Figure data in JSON
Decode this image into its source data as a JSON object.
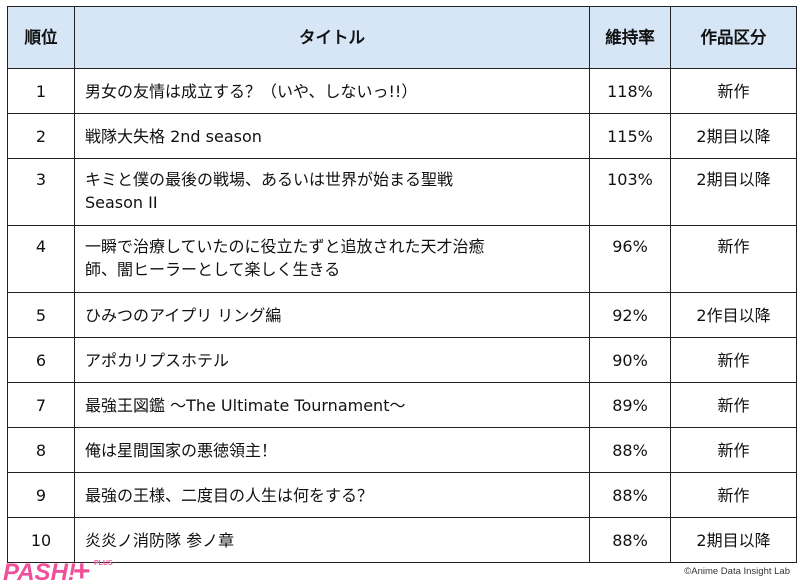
{
  "table": {
    "headers": {
      "rank": "順位",
      "title": "タイトル",
      "rate": "維持率",
      "category": "作品区分"
    },
    "rows": [
      {
        "rank": "1",
        "title": "男女の友情は成立する？（いや、しないっ!!）",
        "rate": "118%",
        "category": "新作"
      },
      {
        "rank": "2",
        "title": "戦隊大失格 2nd season",
        "rate": "115%",
        "category": "2期目以降"
      },
      {
        "rank": "3",
        "title": "キミと僕の最後の戦場、あるいは世界が始まる聖戦\nSeason II",
        "rate": "103%",
        "category": "2期目以降"
      },
      {
        "rank": "4",
        "title": "一瞬で治療していたのに役立たずと追放された天才治癒\n師、闇ヒーラーとして楽しく生きる",
        "rate": "96%",
        "category": "新作"
      },
      {
        "rank": "5",
        "title": "ひみつのアイプリ リング編",
        "rate": "92%",
        "category": "2作目以降"
      },
      {
        "rank": "6",
        "title": "アポカリプスホテル",
        "rate": "90%",
        "category": "新作"
      },
      {
        "rank": "7",
        "title": "最強王図鑑 〜The Ultimate Tournament〜",
        "rate": "89%",
        "category": "新作"
      },
      {
        "rank": "8",
        "title": "俺は星間国家の悪徳領主！",
        "rate": "88%",
        "category": "新作"
      },
      {
        "rank": "9",
        "title": "最強の王様、二度目の人生は何をする？",
        "rate": "88%",
        "category": "新作"
      },
      {
        "rank": "10",
        "title": "炎炎ノ消防隊 参ノ章",
        "rate": "88%",
        "category": "2期目以降"
      }
    ]
  },
  "footer": {
    "logo_text": "PASH!",
    "logo_plus": "+",
    "logo_plus_small": "PLUS",
    "credit": "©Anime Data Insight Lab"
  },
  "colors": {
    "header_bg": "#d6e6f7",
    "logo_pink": "#f0509a"
  }
}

◆ Short task ◆
Select and copy each line from the data that includes the word "rank".

◆ Answer ◆
      "rank": "順位",
        "rank": "1",
        "rank": "2",
        "rank": "3",
        "rank": "4",
        "rank": "5",
        "rank": "6",
        "rank": "7",
        "rank": "8",
        "rank": "9",
        "rank": "10",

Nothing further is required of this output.